**Given instruction:**
Your task is to gather the lines below that hold the string "accommodation".

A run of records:
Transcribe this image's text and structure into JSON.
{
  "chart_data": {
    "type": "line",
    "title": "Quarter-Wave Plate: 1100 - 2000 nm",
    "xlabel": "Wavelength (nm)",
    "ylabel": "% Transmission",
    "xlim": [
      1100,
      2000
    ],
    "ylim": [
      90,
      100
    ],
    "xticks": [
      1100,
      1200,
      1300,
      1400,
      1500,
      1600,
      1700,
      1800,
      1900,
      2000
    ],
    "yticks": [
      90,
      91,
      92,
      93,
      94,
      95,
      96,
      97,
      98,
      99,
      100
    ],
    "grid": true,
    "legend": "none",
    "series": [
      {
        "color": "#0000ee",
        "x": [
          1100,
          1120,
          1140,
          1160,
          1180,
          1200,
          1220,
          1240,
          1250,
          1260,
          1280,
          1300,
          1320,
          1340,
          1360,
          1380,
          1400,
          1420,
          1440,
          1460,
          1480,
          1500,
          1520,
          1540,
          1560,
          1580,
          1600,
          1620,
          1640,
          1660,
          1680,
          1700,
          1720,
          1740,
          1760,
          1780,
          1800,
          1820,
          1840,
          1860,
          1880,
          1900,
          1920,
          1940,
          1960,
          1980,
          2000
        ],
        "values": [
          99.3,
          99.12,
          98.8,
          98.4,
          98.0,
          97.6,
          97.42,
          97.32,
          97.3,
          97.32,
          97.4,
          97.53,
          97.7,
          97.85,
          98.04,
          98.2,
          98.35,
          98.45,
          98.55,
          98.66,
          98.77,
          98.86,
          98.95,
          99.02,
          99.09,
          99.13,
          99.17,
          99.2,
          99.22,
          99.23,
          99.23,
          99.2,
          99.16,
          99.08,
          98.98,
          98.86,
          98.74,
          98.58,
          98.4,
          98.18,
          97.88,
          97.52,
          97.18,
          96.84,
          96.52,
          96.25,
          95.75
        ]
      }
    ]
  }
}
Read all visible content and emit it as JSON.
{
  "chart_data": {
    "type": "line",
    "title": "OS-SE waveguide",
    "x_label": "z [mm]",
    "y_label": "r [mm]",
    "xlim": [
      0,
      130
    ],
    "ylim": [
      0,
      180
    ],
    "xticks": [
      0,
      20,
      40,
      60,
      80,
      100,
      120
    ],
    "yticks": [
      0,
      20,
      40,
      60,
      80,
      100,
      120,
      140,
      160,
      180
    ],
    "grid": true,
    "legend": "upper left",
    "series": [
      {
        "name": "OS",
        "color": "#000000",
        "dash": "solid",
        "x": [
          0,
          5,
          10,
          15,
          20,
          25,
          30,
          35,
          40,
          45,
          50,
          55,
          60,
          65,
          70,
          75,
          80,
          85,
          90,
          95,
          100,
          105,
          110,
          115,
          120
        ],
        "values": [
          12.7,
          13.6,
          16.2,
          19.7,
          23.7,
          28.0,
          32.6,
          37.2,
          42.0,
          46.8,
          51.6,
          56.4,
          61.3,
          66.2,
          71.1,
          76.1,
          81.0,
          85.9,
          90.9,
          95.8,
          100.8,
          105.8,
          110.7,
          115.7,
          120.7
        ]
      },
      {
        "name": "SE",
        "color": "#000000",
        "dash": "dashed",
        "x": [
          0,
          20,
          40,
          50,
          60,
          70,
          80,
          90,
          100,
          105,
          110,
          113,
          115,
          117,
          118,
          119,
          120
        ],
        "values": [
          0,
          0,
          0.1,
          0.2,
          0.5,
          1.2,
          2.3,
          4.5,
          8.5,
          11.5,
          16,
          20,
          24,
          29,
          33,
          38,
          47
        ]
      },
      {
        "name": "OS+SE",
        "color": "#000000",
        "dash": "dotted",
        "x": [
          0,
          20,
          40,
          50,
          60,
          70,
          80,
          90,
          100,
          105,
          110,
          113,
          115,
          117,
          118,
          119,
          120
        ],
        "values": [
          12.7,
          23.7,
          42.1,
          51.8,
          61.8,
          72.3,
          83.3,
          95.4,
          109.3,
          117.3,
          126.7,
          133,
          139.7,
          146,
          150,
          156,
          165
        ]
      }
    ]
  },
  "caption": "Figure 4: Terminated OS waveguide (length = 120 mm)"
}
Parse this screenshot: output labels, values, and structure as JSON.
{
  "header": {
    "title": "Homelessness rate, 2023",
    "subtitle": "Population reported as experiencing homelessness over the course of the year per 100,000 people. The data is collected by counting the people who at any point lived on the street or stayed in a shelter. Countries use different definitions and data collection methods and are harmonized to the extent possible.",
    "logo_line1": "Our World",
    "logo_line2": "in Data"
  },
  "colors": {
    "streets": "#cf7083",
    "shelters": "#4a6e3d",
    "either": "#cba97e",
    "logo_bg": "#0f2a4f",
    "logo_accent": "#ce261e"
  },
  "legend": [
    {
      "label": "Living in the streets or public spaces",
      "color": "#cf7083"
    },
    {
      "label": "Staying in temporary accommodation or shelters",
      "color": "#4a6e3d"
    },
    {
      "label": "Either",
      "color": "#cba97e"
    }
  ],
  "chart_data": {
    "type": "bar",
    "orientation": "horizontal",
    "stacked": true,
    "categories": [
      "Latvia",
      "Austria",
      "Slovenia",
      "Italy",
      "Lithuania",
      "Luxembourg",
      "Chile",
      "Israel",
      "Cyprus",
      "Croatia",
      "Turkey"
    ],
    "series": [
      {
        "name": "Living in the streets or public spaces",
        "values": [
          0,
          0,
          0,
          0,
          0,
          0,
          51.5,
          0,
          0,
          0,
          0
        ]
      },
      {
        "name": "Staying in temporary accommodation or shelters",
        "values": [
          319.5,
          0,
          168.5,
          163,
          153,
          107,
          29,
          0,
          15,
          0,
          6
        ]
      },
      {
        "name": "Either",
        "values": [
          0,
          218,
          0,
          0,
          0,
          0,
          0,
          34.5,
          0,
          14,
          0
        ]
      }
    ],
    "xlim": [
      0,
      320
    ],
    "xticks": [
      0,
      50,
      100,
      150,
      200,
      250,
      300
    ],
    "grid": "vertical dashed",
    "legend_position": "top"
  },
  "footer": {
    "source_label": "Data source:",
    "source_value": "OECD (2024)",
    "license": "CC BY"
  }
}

**Complete output:**
      "label": "Staying in temporary accommodation or shelters",
        "name": "Staying in temporary accommodation or shelters",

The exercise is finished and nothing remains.